Stated problem
Look through the data below. Collect every line where the word "What" occurs.

Records from a data collection:
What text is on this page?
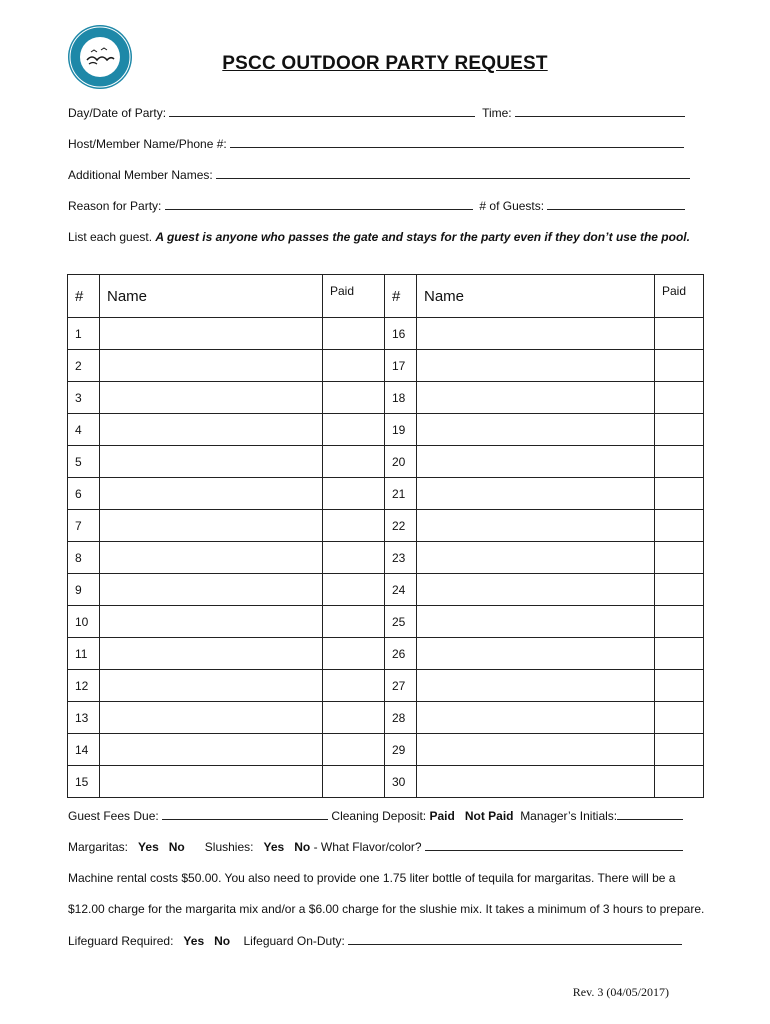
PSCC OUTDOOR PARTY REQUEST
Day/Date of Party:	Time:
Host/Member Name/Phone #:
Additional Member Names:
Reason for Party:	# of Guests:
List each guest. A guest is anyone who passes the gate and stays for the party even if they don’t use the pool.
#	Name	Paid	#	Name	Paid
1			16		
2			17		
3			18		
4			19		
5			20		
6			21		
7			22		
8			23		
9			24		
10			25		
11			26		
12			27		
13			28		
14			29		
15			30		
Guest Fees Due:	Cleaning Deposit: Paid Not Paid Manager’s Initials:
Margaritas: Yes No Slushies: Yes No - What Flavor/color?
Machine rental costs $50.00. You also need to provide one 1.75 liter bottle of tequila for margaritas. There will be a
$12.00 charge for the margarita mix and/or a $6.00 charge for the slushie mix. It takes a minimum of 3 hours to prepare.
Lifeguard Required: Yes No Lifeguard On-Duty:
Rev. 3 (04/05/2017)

* * *

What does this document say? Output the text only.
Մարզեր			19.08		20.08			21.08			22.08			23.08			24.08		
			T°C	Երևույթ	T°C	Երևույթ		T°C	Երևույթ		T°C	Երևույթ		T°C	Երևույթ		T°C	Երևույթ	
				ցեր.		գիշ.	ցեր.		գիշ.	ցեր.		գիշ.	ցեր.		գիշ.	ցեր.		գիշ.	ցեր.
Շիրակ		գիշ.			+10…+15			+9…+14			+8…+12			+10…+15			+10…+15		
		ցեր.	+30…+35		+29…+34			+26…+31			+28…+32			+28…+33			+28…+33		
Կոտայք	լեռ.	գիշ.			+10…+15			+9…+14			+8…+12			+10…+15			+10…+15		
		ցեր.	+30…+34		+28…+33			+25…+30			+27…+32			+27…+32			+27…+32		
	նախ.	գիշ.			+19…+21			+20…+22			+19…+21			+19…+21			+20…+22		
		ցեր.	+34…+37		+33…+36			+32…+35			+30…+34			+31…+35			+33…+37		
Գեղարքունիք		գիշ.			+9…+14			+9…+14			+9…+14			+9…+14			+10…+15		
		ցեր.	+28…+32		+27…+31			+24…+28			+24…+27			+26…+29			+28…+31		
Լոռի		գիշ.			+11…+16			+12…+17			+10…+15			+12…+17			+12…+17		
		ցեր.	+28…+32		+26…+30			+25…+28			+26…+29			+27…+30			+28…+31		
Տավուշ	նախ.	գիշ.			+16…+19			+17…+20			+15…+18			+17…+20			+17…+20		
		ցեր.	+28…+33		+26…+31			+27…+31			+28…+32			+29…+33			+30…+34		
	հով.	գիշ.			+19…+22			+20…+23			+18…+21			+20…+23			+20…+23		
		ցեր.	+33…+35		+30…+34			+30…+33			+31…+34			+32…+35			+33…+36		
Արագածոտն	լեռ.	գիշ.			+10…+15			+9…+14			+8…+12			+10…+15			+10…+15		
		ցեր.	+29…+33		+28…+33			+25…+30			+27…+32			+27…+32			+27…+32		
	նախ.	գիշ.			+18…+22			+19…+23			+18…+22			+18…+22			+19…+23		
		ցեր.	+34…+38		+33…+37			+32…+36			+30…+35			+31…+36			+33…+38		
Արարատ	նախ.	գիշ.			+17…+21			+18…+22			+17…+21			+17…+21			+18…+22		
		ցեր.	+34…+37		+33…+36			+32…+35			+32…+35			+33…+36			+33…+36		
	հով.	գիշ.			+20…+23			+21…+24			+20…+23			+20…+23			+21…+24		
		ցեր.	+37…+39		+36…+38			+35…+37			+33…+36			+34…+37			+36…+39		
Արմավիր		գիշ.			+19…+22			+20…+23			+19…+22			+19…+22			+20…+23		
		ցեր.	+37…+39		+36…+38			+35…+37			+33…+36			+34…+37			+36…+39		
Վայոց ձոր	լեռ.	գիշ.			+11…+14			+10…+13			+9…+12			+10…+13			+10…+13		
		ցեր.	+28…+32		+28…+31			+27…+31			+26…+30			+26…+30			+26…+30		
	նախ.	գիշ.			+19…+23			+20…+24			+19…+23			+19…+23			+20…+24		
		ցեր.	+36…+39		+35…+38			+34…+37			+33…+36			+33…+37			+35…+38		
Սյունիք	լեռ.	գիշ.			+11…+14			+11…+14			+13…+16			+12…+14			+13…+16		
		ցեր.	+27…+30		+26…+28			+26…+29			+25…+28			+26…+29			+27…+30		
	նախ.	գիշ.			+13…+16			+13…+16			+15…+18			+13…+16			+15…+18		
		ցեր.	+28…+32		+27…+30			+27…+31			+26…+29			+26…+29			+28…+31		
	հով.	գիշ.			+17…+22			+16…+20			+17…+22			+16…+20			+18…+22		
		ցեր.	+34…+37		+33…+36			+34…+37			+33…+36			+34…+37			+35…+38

Response
What text is on this page?
Margaritas: Yes No Slushies: Yes No - What Flavor/color?
What does this document say? Output the text only.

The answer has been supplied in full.